<<<<
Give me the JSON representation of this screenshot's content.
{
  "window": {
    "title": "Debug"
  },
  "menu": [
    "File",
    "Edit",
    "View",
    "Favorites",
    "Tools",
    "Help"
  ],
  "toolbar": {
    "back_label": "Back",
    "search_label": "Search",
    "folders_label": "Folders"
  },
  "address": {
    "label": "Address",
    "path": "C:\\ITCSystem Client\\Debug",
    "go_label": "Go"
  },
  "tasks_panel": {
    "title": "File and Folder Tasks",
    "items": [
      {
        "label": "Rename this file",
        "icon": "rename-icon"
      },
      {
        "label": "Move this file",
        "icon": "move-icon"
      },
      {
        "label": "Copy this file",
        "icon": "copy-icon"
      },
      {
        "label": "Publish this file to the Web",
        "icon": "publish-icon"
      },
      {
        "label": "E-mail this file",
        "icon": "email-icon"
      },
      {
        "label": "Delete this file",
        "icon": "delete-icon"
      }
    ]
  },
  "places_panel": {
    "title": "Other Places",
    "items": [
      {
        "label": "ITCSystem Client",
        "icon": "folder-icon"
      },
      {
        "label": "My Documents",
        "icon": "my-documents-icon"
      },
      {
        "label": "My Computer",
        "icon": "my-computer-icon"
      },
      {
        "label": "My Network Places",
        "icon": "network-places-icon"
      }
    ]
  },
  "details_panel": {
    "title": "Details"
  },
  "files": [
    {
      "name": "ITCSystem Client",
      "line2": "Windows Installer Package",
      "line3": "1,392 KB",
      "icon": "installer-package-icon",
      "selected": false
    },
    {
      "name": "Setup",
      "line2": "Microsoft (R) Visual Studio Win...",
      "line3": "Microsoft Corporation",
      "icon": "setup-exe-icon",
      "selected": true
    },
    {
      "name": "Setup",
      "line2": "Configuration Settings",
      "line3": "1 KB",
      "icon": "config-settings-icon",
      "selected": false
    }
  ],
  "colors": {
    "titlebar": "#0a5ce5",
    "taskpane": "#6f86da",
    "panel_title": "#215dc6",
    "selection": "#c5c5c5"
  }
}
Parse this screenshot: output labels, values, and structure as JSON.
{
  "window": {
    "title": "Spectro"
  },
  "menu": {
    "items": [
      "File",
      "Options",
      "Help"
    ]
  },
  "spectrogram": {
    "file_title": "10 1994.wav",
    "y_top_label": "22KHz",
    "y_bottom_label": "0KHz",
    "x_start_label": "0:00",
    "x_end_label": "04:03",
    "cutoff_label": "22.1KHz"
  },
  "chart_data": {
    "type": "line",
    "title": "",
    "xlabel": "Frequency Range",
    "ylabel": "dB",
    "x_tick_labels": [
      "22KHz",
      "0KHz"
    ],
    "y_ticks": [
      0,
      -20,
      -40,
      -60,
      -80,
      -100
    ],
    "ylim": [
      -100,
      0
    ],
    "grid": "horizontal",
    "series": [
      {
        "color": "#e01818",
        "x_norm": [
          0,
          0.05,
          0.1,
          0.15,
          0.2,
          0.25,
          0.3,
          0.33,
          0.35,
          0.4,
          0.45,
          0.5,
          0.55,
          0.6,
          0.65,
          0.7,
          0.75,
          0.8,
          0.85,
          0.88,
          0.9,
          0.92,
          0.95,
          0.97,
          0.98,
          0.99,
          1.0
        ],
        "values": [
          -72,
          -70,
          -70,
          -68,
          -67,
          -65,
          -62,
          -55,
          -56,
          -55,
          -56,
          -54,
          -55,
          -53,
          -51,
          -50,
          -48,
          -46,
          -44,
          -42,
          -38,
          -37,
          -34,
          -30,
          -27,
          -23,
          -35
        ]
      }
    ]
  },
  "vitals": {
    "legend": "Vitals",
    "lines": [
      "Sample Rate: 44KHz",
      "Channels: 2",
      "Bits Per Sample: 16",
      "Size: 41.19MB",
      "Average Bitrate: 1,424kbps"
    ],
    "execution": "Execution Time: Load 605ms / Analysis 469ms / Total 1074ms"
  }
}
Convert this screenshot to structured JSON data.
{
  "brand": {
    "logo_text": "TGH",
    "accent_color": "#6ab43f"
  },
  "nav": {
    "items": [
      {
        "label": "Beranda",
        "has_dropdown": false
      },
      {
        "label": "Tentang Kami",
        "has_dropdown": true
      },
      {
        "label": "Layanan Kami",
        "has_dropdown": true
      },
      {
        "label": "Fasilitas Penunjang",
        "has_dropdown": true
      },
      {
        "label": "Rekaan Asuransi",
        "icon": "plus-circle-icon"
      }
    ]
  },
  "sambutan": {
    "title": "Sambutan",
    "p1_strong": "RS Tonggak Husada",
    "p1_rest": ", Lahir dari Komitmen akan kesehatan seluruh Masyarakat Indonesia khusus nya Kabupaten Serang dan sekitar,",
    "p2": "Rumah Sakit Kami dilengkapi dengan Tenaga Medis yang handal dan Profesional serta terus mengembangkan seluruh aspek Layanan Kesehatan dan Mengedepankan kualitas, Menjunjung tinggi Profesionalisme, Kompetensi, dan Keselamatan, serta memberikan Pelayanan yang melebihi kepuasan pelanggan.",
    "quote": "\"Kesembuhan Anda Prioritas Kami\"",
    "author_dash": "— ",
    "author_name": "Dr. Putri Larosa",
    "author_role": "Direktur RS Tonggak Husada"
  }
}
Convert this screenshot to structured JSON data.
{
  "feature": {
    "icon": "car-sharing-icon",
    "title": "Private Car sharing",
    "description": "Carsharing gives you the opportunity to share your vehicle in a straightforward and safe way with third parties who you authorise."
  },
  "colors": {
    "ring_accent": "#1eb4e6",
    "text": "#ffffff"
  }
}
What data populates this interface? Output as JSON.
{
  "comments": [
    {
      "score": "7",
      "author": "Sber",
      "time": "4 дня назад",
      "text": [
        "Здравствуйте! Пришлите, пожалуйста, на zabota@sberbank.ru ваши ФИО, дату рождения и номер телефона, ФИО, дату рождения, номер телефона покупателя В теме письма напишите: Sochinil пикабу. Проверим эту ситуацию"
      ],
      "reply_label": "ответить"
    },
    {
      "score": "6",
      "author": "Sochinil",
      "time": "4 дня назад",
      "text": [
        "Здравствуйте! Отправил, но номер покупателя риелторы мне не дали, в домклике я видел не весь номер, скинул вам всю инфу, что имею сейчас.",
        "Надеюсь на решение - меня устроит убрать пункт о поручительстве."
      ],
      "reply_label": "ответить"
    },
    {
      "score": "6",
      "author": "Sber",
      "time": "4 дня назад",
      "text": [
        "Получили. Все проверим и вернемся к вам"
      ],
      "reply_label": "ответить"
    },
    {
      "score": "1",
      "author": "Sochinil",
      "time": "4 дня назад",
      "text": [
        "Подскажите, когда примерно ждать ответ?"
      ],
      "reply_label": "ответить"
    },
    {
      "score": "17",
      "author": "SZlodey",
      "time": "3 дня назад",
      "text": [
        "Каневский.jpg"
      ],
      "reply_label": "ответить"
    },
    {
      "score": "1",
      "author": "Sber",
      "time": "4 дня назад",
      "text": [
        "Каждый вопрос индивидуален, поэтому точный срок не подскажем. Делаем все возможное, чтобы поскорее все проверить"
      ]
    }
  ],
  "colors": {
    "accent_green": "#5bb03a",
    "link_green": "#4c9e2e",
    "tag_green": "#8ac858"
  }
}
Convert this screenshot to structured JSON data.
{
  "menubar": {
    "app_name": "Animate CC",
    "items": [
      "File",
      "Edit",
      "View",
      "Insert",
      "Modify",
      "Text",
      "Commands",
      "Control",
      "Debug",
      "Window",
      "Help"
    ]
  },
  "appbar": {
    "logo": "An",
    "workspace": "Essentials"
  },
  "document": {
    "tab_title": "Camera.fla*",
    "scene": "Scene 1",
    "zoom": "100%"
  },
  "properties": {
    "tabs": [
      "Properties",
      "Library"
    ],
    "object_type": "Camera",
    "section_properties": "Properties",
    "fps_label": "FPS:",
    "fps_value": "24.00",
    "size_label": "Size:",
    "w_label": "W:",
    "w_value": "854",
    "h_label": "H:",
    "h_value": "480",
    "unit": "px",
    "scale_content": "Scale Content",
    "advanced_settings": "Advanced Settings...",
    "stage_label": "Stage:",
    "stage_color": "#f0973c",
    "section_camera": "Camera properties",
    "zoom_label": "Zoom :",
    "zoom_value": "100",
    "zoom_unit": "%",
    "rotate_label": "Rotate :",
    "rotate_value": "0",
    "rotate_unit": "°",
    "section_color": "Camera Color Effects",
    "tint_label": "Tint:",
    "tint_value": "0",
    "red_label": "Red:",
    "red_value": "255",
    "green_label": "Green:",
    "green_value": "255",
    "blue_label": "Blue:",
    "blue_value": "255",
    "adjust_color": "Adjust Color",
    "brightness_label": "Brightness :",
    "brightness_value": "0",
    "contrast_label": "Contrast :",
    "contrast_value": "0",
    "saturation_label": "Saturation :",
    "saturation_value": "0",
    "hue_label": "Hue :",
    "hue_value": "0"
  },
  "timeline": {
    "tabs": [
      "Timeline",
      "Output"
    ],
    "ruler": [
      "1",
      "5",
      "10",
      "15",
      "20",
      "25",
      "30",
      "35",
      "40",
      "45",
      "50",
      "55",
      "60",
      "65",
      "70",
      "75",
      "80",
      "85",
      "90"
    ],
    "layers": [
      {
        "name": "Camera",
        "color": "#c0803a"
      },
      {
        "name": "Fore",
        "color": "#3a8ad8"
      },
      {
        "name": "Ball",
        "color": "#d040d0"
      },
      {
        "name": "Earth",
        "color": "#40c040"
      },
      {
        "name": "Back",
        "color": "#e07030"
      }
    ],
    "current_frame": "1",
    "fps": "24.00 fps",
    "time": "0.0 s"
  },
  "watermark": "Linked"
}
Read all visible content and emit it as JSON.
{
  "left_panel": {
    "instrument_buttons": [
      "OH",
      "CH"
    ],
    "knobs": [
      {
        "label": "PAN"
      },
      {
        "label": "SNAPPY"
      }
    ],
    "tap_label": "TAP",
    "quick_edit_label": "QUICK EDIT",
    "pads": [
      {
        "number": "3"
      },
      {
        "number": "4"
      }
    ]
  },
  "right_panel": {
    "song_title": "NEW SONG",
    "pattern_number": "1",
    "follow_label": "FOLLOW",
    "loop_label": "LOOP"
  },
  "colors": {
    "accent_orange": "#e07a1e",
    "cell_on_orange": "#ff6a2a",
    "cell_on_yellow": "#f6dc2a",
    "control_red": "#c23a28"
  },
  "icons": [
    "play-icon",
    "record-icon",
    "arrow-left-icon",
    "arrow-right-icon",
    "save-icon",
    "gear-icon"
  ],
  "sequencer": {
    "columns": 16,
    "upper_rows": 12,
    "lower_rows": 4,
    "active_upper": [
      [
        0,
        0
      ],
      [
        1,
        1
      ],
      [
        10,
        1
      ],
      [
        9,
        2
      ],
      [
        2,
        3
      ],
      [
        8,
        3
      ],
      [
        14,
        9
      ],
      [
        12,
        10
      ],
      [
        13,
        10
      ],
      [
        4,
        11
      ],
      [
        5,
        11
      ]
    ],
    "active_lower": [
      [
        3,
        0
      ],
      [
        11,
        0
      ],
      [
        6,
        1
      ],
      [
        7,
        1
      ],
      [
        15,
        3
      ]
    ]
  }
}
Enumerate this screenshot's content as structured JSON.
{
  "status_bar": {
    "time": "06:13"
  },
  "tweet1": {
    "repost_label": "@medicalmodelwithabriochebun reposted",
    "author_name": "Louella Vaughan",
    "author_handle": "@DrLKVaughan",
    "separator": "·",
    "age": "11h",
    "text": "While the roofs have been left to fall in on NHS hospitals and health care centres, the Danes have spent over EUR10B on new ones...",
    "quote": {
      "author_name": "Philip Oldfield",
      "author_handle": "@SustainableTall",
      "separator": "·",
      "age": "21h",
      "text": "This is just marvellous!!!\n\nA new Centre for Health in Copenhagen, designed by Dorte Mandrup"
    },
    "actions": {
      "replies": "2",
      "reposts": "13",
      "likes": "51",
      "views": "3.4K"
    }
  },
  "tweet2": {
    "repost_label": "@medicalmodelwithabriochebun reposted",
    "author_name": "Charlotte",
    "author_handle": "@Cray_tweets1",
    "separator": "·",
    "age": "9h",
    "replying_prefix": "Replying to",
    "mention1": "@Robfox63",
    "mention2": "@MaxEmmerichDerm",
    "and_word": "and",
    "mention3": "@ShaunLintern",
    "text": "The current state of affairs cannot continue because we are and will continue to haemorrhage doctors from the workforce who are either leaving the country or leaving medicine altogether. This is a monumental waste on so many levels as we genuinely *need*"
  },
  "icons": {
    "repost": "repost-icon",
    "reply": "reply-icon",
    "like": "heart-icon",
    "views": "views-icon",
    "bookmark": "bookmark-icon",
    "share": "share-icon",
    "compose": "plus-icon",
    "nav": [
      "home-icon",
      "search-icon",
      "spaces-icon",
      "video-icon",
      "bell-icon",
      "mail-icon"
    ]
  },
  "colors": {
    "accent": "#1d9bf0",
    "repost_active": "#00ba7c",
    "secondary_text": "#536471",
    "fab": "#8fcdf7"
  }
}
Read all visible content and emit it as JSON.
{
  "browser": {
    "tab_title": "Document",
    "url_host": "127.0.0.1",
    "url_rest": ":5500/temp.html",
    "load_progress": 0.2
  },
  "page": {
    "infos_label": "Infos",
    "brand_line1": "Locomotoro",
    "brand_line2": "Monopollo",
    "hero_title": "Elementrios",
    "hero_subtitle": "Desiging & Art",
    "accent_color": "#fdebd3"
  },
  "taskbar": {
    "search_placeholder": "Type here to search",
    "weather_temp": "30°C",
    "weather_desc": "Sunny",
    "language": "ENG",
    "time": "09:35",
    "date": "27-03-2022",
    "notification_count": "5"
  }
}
>>>>
For the listing above, give the number of lines in which the string "номер" occurs, and nothing else.

[Full answer]
2